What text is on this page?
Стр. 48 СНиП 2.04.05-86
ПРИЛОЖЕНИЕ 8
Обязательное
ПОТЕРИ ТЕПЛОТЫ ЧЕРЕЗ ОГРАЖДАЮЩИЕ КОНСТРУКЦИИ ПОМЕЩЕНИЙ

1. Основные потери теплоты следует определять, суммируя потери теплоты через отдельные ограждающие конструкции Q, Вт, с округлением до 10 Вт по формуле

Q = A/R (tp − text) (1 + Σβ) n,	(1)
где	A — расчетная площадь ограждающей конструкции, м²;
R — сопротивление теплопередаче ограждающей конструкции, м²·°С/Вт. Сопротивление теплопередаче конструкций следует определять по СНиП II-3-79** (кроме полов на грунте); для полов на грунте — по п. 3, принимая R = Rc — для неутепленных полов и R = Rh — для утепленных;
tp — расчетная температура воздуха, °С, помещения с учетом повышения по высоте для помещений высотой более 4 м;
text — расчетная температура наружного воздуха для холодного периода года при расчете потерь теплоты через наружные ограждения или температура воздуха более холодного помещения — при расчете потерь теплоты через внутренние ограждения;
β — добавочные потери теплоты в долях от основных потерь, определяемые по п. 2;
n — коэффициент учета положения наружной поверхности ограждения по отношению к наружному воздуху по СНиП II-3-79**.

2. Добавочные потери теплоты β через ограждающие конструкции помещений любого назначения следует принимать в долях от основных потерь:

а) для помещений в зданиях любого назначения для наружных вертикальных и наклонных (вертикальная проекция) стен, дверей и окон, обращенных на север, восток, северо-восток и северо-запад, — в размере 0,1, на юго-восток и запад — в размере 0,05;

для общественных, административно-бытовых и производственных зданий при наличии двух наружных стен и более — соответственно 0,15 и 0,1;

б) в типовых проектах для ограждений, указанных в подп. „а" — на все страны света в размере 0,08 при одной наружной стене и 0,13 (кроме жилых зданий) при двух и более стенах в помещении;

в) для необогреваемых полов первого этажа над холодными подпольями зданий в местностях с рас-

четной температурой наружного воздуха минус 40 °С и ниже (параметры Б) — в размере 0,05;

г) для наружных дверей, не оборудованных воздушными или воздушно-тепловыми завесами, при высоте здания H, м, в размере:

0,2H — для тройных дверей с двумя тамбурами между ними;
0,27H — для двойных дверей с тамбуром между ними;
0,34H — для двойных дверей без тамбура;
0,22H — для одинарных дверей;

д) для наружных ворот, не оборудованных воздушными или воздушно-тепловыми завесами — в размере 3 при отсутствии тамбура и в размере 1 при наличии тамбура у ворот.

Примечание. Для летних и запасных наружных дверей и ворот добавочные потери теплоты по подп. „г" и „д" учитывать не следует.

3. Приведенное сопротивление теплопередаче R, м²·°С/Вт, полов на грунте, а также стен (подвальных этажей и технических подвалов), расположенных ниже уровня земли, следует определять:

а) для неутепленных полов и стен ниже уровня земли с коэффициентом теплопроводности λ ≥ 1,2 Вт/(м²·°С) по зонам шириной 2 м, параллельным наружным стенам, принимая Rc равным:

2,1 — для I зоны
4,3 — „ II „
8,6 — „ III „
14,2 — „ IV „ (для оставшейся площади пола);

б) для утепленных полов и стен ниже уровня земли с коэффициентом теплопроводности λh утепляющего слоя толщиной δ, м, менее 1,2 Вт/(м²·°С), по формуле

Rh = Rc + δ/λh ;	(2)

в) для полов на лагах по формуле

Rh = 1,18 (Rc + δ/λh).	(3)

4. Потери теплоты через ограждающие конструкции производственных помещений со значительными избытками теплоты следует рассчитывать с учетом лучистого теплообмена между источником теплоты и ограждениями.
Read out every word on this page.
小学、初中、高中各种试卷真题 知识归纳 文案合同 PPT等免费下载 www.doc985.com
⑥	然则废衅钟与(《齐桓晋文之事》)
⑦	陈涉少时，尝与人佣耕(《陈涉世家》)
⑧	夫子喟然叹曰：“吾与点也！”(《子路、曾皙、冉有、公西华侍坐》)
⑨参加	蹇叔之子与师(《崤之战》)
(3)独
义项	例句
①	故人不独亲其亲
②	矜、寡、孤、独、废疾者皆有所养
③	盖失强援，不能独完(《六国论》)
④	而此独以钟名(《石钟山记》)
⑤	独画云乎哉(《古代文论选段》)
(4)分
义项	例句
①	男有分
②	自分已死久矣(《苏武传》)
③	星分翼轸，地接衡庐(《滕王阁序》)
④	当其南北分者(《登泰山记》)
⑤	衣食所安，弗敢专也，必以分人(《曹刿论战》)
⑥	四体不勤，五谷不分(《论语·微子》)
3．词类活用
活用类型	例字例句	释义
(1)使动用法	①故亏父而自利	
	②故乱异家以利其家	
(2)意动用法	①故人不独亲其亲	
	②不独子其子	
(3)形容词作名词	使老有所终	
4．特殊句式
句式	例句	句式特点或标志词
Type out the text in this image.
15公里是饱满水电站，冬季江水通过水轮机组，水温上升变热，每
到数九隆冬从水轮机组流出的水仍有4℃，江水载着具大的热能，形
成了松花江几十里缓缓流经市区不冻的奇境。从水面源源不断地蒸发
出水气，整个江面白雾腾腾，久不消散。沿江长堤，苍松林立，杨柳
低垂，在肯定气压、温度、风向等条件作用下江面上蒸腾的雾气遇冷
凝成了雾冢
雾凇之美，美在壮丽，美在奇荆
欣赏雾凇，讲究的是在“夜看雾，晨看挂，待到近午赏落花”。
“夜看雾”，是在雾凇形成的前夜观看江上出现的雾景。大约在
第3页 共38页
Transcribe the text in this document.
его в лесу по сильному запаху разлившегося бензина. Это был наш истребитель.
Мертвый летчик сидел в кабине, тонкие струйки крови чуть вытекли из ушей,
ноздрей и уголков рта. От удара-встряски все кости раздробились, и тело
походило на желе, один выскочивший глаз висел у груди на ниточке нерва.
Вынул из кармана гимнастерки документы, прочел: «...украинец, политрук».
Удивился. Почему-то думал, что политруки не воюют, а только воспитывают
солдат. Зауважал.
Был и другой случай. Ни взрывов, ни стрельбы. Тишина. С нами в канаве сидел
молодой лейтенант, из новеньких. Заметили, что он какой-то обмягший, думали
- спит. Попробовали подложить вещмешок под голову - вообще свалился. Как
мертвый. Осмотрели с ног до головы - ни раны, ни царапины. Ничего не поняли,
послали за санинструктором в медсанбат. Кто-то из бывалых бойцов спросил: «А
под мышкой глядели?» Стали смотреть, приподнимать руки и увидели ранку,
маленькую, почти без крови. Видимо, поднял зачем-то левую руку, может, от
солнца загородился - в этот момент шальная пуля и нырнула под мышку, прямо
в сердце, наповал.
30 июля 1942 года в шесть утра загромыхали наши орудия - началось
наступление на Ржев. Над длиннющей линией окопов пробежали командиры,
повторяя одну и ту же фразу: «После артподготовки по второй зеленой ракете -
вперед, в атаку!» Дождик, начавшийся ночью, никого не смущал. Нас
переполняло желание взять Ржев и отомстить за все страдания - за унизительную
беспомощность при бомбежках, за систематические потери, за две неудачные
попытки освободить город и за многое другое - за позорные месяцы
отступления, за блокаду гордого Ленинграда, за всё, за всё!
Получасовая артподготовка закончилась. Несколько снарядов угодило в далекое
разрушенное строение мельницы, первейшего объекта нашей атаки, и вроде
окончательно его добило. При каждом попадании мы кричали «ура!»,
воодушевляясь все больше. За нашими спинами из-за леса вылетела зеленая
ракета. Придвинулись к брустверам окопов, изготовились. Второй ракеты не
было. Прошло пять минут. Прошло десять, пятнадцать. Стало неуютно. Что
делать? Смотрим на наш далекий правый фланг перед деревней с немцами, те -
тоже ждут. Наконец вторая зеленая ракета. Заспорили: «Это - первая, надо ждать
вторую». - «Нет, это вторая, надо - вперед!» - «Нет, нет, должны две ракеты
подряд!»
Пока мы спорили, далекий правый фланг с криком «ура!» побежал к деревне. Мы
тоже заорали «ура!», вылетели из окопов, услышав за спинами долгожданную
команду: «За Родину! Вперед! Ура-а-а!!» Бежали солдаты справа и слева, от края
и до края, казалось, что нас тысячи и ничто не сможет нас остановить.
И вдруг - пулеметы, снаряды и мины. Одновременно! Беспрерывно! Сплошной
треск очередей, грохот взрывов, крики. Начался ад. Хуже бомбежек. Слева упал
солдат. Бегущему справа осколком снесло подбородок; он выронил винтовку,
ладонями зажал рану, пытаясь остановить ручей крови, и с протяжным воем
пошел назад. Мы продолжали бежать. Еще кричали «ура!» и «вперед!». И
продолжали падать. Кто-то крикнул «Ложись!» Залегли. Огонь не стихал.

===

Scan the material line by line and report each one that contains "ниже".

> COMPLETE RESPONSE
четной температурой наружного воздуха минус 40 °С и ниже (параметры Б) — в размере 0,05;
3. Приведенное сопротивление теплопередаче R, м²·°С/Вт, полов на грунте, а также стен (подвальных этажей и технических подвалов), расположенных ниже уровня земли, следует определять:
а) для неутепленных полов и стен ниже уровня земли с коэффициентом теплопроводности λ ≥ 1,2 Вт/(м²·°С) по зонам шириной 2 м, параллельным наружным стенам, принимая Rc равным:
б) для утепленных полов и стен ниже уровня земли с коэффициентом теплопроводности λh утепляющего слоя толщиной δ, м, менее 1,2 Вт/(м²·°С), по формуле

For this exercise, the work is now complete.